[Begin MATERIAL PROVIDED]
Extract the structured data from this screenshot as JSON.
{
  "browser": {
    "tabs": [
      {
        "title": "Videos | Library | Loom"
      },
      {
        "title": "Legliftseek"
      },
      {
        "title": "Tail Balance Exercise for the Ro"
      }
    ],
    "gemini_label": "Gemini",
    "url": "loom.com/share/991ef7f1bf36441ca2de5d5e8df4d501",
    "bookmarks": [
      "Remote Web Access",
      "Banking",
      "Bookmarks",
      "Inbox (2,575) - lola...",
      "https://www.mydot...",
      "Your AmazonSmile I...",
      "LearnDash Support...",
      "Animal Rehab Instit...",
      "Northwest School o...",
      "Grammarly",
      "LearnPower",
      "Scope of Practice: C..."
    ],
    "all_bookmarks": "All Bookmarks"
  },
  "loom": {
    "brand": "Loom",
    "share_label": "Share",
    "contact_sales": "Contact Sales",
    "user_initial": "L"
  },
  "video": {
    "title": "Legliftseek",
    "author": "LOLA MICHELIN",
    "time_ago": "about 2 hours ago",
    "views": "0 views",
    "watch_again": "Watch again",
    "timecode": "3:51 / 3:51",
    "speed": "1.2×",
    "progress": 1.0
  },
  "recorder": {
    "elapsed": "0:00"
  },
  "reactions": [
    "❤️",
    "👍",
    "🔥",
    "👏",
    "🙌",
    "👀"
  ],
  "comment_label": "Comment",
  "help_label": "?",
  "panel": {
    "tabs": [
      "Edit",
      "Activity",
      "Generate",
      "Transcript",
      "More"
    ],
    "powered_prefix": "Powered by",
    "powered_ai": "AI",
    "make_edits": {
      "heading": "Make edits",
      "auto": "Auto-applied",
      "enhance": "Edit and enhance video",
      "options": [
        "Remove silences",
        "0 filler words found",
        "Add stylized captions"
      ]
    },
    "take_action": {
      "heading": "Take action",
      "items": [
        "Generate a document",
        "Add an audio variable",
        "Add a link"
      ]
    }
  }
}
[End MATERIAL PROVIDED]
Print out every record again, exactly and in full.

Extract the structured data from this screenshot as JSON.
{
  "browser": {
    "tabs": [
      {
        "title": "Videos | Library | Loom"
      },
      {
        "title": "Legliftseek"
      },
      {
        "title": "Tail Balance Exercise for the Ro"
      }
    ],
    "gemini_label": "Gemini",
    "url": "loom.com/share/991ef7f1bf36441ca2de5d5e8df4d501",
    "bookmarks": [
      "Remote Web Access",
      "Banking",
      "Bookmarks",
      "Inbox (2,575) - lola...",
      "https://www.mydot...",
      "Your AmazonSmile I...",
      "LearnDash Support...",
      "Animal Rehab Instit...",
      "Northwest School o...",
      "Grammarly",
      "LearnPower",
      "Scope of Practice: C..."
    ],
    "all_bookmarks": "All Bookmarks"
  },
  "loom": {
    "brand": "Loom",
    "share_label": "Share",
    "contact_sales": "Contact Sales",
    "user_initial": "L"
  },
  "video": {
    "title": "Legliftseek",
    "author": "LOLA MICHELIN",
    "time_ago": "about 2 hours ago",
    "views": "0 views",
    "watch_again": "Watch again",
    "timecode": "3:51 / 3:51",
    "speed": "1.2×",
    "progress": 1.0
  },
  "recorder": {
    "elapsed": "0:00"
  },
  "reactions": [
    "❤️",
    "👍",
    "🔥",
    "👏",
    "🙌",
    "👀"
  ],
  "comment_label": "Comment",
  "help_label": "?",
  "panel": {
    "tabs": [
      "Edit",
      "Activity",
      "Generate",
      "Transcript",
      "More"
    ],
    "powered_prefix": "Powered by",
    "powered_ai": "AI",
    "make_edits": {
      "heading": "Make edits",
      "auto": "Auto-applied",
      "enhance": "Edit and enhance video",
      "options": [
        "Remove silences",
        "0 filler words found",
        "Add stylized captions"
      ]
    },
    "take_action": {
      "heading": "Take action",
      "items": [
        "Generate a document",
        "Add an audio variable",
        "Add a link"
      ]
    }
  }
}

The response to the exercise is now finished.